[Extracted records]
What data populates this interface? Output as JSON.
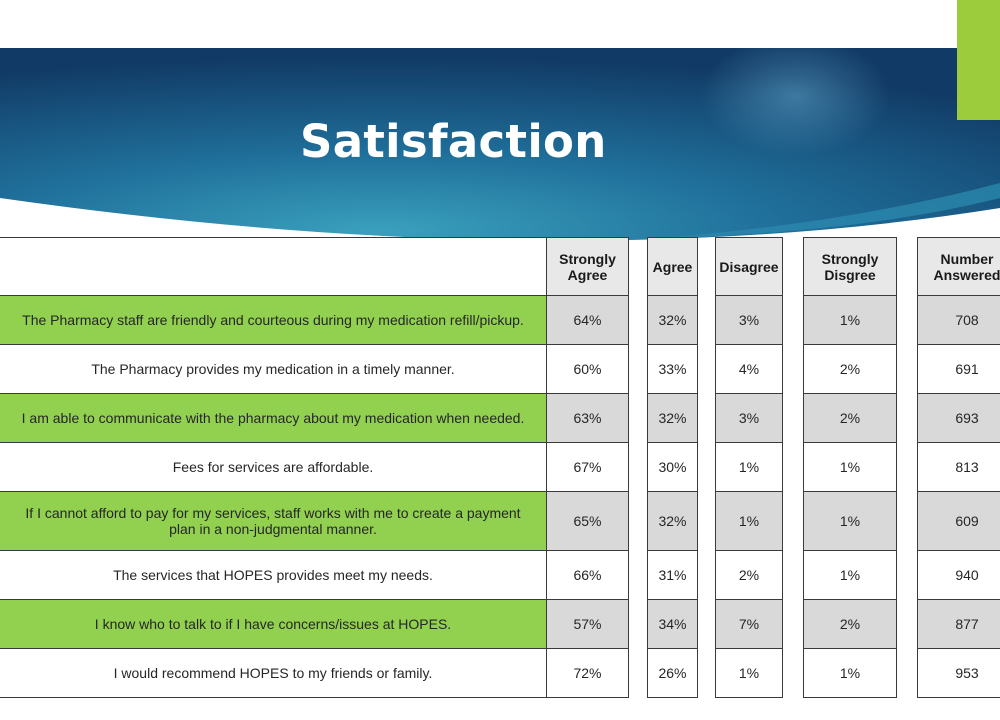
{
  "title": "Satisfaction",
  "colors": {
    "banner_dark": "#12426b",
    "banner_light": "#2e8fb0",
    "accent": "#9ccc3b",
    "row_green": "#92d050",
    "cell_gray": "#d9d9d9",
    "header_gray": "#e8e8e8"
  },
  "table": {
    "headers": {
      "statement": "",
      "strongly_agree": "Strongly Agree",
      "agree": "Agree",
      "disagree": "Disagree",
      "strongly_disagree": "Strongly Disgree",
      "number_answered": "Number Answered"
    },
    "rows": [
      {
        "statement": "The Pharmacy staff are friendly and courteous during my medication refill/pickup.",
        "strongly_agree": "64%",
        "agree": "32%",
        "disagree": "3%",
        "strongly_disagree": "1%",
        "number_answered": "708"
      },
      {
        "statement": "The Pharmacy provides my medication in a timely manner.",
        "strongly_agree": "60%",
        "agree": "33%",
        "disagree": "4%",
        "strongly_disagree": "2%",
        "number_answered": "691"
      },
      {
        "statement": "I am able to communicate with the pharmacy about my medication when needed.",
        "strongly_agree": "63%",
        "agree": "32%",
        "disagree": "3%",
        "strongly_disagree": "2%",
        "number_answered": "693"
      },
      {
        "statement": "Fees for services are affordable.",
        "strongly_agree": "67%",
        "agree": "30%",
        "disagree": "1%",
        "strongly_disagree": "1%",
        "number_answered": "813"
      },
      {
        "statement": "If I cannot afford to pay for my services, staff works with me to create a payment plan in a non-judgmental manner.",
        "strongly_agree": "65%",
        "agree": "32%",
        "disagree": "1%",
        "strongly_disagree": "1%",
        "number_answered": "609"
      },
      {
        "statement": "The services that HOPES provides meet my needs.",
        "strongly_agree": "66%",
        "agree": "31%",
        "disagree": "2%",
        "strongly_disagree": "1%",
        "number_answered": "940"
      },
      {
        "statement": "I know who to talk to if I have concerns/issues at HOPES.",
        "strongly_agree": "57%",
        "agree": "34%",
        "disagree": "7%",
        "strongly_disagree": "2%",
        "number_answered": "877"
      },
      {
        "statement": "I would recommend HOPES to my friends or family.",
        "strongly_agree": "72%",
        "agree": "26%",
        "disagree": "1%",
        "strongly_disagree": "1%",
        "number_answered": "953"
      }
    ]
  }
}
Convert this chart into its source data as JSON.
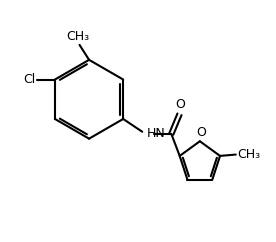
{
  "bg_color": "#ffffff",
  "line_color": "#000000",
  "bond_width": 1.5,
  "font_size": 9,
  "figsize": [
    2.76,
    2.42
  ],
  "dpi": 100,
  "xlim": [
    0,
    10
  ],
  "ylim": [
    0,
    8.8
  ]
}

#### WHAT NEEDS TO BE DONE:
Every record above should come back exactly, but without its pictures.

#### ANSWER TO THE TASK:
What data populates this interface? Output as JSON.
{
  "title": "Satisfaction",
  "colors": {
    "banner_dark": "#12426b",
    "banner_light": "#2e8fb0",
    "accent": "#9ccc3b",
    "row_green": "#92d050",
    "cell_gray": "#d9d9d9",
    "header_gray": "#e8e8e8"
  },
  "table": {
    "headers": {
      "statement": "",
      "strongly_agree": "Strongly Agree",
      "agree": "Agree",
      "disagree": "Disagree",
      "strongly_disagree": "Strongly Disgree",
      "number_answered": "Number Answered"
    },
    "rows": [
      {
        "statement": "The Pharmacy staff are friendly and courteous during my medication refill/pickup.",
        "strongly_agree": "64%",
        "agree": "32%",
        "disagree": "3%",
        "strongly_disagree": "1%",
        "number_answered": "708"
      },
      {
        "statement": "The Pharmacy provides my medication in a timely manner.",
        "strongly_agree": "60%",
        "agree": "33%",
        "disagree": "4%",
        "strongly_disagree": "2%",
        "number_answered": "691"
      },
      {
        "statement": "I am able to communicate with the pharmacy about my medication when needed.",
        "strongly_agree": "63%",
        "agree": "32%",
        "disagree": "3%",
        "strongly_disagree": "2%",
        "number_answered": "693"
      },
      {
        "statement": "Fees for services are affordable.",
        "strongly_agree": "67%",
        "agree": "30%",
        "disagree": "1%",
        "strongly_disagree": "1%",
        "number_answered": "813"
      },
      {
        "statement": "If I cannot afford to pay for my services, staff works with me to create a payment plan in a non-judgmental manner.",
        "strongly_agree": "65%",
        "agree": "32%",
        "disagree": "1%",
        "strongly_disagree": "1%",
        "number_answered": "609"
      },
      {
        "statement": "The services that HOPES provides meet my needs.",
        "strongly_agree": "66%",
        "agree": "31%",
        "disagree": "2%",
        "strongly_disagree": "1%",
        "number_answered": "940"
      },
      {
        "statement": "I know who to talk to if I have concerns/issues at HOPES.",
        "strongly_agree": "57%",
        "agree": "34%",
        "disagree": "7%",
        "strongly_disagree": "2%",
        "number_answered": "877"
      },
      {
        "statement": "I would recommend HOPES to my friends or family.",
        "strongly_agree": "72%",
        "agree": "26%",
        "disagree": "1%",
        "strongly_disagree": "1%",
        "number_answered": "953"
      }
    ]
  }
}
Convert this chart into its source data as JSON.
{
  "bg_color": "#ffffff",
  "line_color": "#000000",
  "bond_width": 1.5,
  "font_size": 9,
  "figsize": [
    2.76,
    2.42
  ],
  "dpi": 100,
  "xlim": [
    0,
    10
  ],
  "ylim": [
    0,
    8.8
  ]
}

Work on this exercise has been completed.